» WRITTEN REQUEST
Set down every entry again word for word, please, but skip the pictures.

» DATA EXTRACT
________________________
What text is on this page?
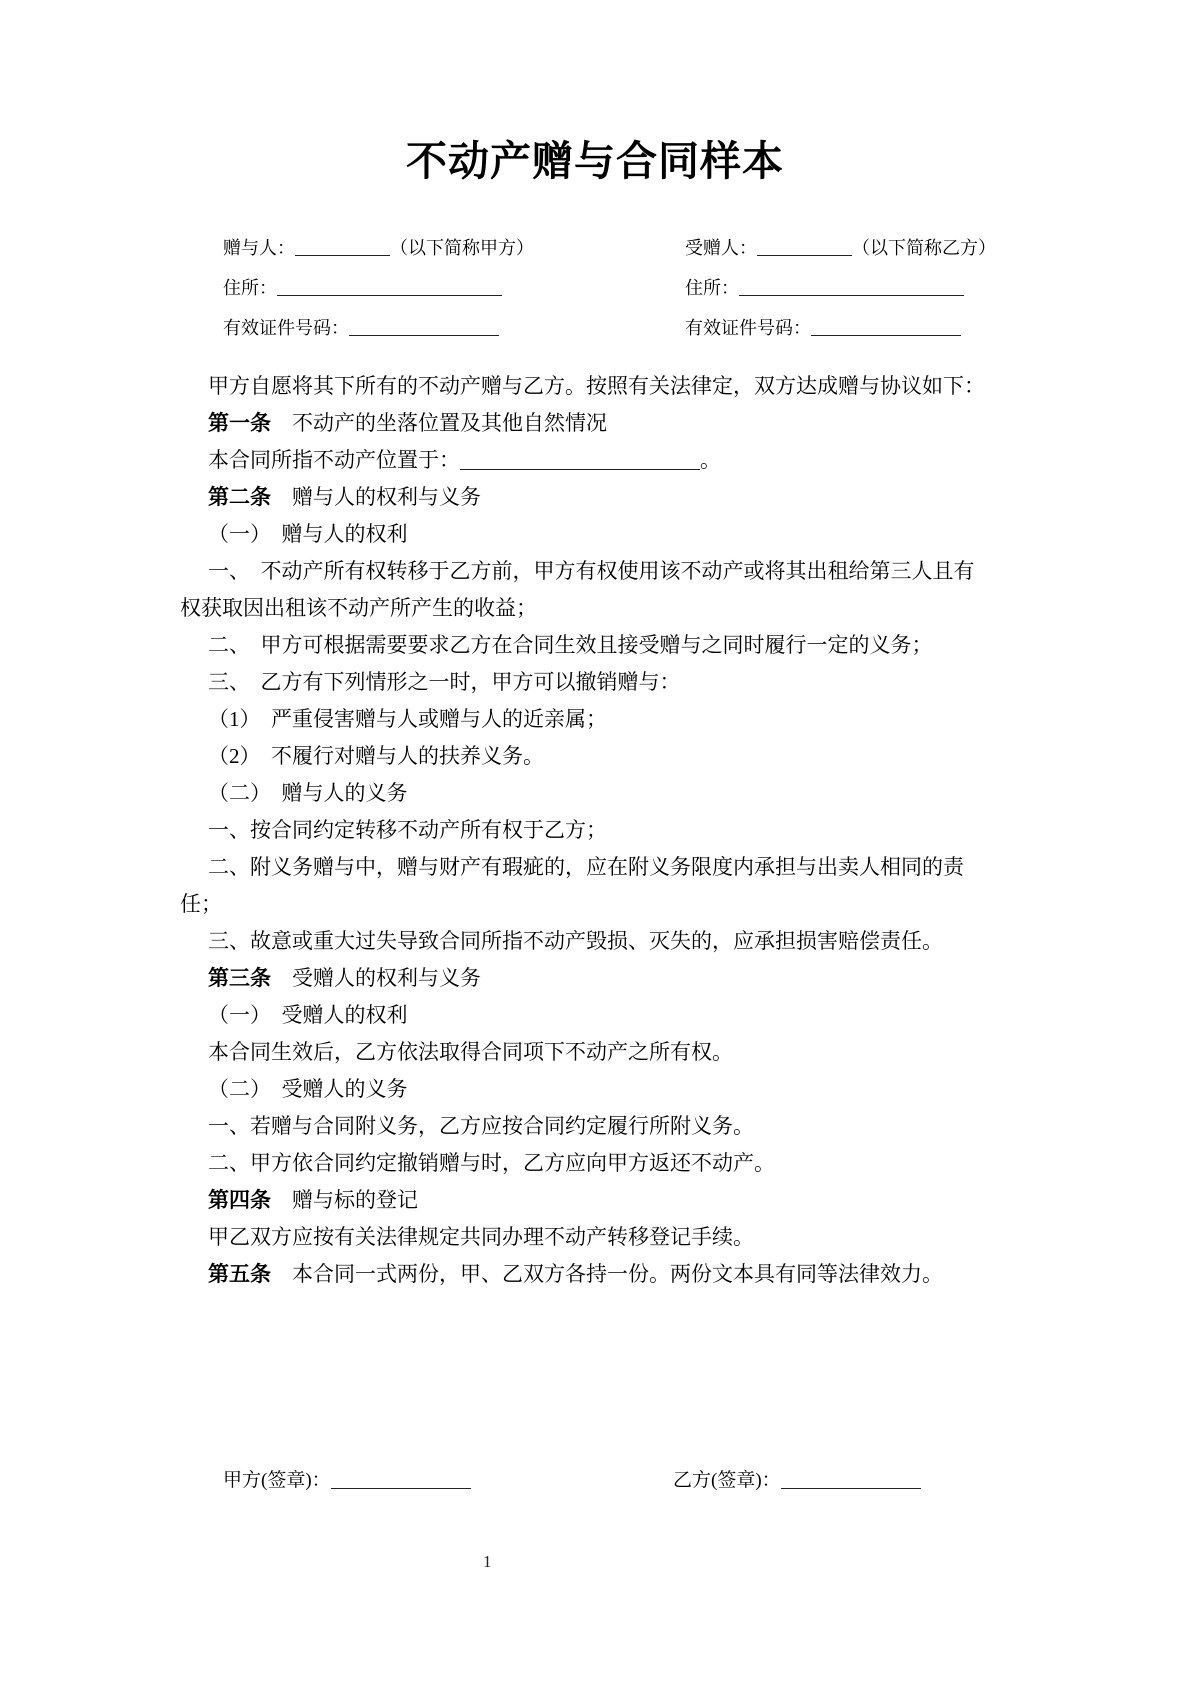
不动产赠与合同样本
赠与人：	（以下简称甲方）
住所：
有效证件号码：
受赠人：	（以下简称乙方）
住所：
有效证件号码：

甲方自愿将其下所有的不动产赠与乙方。按照有关法律定，双方达成赠与协议如下：

第一条　不动产的坐落位置及其他自然情况

本合同所指不动产位置于：	。

第二条　赠与人的权利与义务

（一）　赠与人的权利

一、　不动产所有权转移于乙方前，甲方有权使用该不动产或将其出租给第三人且有权获取因出租该不动产所产生的收益；

二、　甲方可根据需要要求乙方在合同生效且接受赠与之同时履行一定的义务；

三、　乙方有下列情形之一时，甲方可以撤销赠与：

（1）　严重侵害赠与人或赠与人的近亲属；

（2）　不履行对赠与人的扶养义务。

（二）　赠与人的义务

一、按合同约定转移不动产所有权于乙方；

二、附义务赠与中，赠与财产有瑕疵的，应在附义务限度内承担与出卖人相同的责任；

三、故意或重大过失导致合同所指不动产毁损、灭失的，应承担损害赔偿责任。

第三条　受赠人的权利与义务

（一）　受赠人的权利

本合同生效后，乙方依法取得合同项下不动产之所有权。

（二）　受赠人的义务

一、若赠与合同附义务，乙方应按合同约定履行所附义务。

二、甲方依合同约定撤销赠与时，乙方应向甲方返还不动产。

第四条　赠与标的登记

甲乙双方应按有关法律规定共同办理不动产转移登记手续。

第五条　本合同一式两份，甲、乙双方各持一份。两份文本具有同等法律效力。

甲方(签章)：	乙方(签章)：
1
________________________
» THE ANSWER
What text is on this page?
不动产赠与合同样本
赠与人：	（以下简称甲方）
住所：
有效证件号码：
受赠人：	（以下简称乙方）
住所：
有效证件号码：

甲方自愿将其下所有的不动产赠与乙方。按照有关法律定，双方达成赠与协议如下：

第一条　不动产的坐落位置及其他自然情况

本合同所指不动产位置于：	。

第二条　赠与人的权利与义务

（一）　赠与人的权利

一、　不动产所有权转移于乙方前，甲方有权使用该不动产或将其出租给第三人且有权获取因出租该不动产所产生的收益；

二、　甲方可根据需要要求乙方在合同生效且接受赠与之同时履行一定的义务；

三、　乙方有下列情形之一时，甲方可以撤销赠与：

（1）　严重侵害赠与人或赠与人的近亲属；

（2）　不履行对赠与人的扶养义务。

（二）　赠与人的义务

一、按合同约定转移不动产所有权于乙方；

二、附义务赠与中，赠与财产有瑕疵的，应在附义务限度内承担与出卖人相同的责任；

三、故意或重大过失导致合同所指不动产毁损、灭失的，应承担损害赔偿责任。

第三条　受赠人的权利与义务

（一）　受赠人的权利

本合同生效后，乙方依法取得合同项下不动产之所有权。

（二）　受赠人的义务

一、若赠与合同附义务，乙方应按合同约定履行所附义务。

二、甲方依合同约定撤销赠与时，乙方应向甲方返还不动产。

第四条　赠与标的登记

甲乙双方应按有关法律规定共同办理不动产转移登记手续。

第五条　本合同一式两份，甲、乙双方各持一份。两份文本具有同等法律效力。

甲方(签章)：	乙方(签章)：
1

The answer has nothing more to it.